+++ Dataset extract

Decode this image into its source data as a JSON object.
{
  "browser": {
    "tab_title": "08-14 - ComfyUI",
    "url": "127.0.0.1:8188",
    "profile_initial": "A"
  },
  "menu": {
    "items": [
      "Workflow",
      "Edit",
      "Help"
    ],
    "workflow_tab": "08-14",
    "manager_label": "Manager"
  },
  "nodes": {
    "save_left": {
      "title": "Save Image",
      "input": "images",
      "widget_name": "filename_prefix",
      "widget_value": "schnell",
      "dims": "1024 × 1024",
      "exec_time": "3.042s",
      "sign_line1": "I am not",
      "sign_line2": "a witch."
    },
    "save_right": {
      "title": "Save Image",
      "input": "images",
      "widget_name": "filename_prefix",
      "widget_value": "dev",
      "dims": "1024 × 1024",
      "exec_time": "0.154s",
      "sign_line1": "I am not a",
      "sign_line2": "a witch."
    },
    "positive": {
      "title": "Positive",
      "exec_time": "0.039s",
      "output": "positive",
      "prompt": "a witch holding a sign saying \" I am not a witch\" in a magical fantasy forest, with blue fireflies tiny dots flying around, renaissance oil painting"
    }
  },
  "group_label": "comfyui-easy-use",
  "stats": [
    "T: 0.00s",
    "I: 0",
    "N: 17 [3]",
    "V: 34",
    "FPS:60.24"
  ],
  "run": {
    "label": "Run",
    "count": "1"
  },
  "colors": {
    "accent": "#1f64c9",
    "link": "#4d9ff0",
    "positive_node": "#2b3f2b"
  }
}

++++++

Brief: Write out all the records above again, exactly as they stand.

Result of the task:
Decode this image into its source data as a JSON object.
{
  "browser": {
    "tab_title": "08-14 - ComfyUI",
    "url": "127.0.0.1:8188",
    "profile_initial": "A"
  },
  "menu": {
    "items": [
      "Workflow",
      "Edit",
      "Help"
    ],
    "workflow_tab": "08-14",
    "manager_label": "Manager"
  },
  "nodes": {
    "save_left": {
      "title": "Save Image",
      "input": "images",
      "widget_name": "filename_prefix",
      "widget_value": "schnell",
      "dims": "1024 × 1024",
      "exec_time": "3.042s",
      "sign_line1": "I am not",
      "sign_line2": "a witch."
    },
    "save_right": {
      "title": "Save Image",
      "input": "images",
      "widget_name": "filename_prefix",
      "widget_value": "dev",
      "dims": "1024 × 1024",
      "exec_time": "0.154s",
      "sign_line1": "I am not a",
      "sign_line2": "a witch."
    },
    "positive": {
      "title": "Positive",
      "exec_time": "0.039s",
      "output": "positive",
      "prompt": "a witch holding a sign saying \" I am not a witch\" in a magical fantasy forest, with blue fireflies tiny dots flying around, renaissance oil painting"
    }
  },
  "group_label": "comfyui-easy-use",
  "stats": [
    "T: 0.00s",
    "I: 0",
    "N: 17 [3]",
    "V: 34",
    "FPS:60.24"
  ],
  "run": {
    "label": "Run",
    "count": "1"
  },
  "colors": {
    "accent": "#1f64c9",
    "link": "#4d9ff0",
    "positive_node": "#2b3f2b"
  }
}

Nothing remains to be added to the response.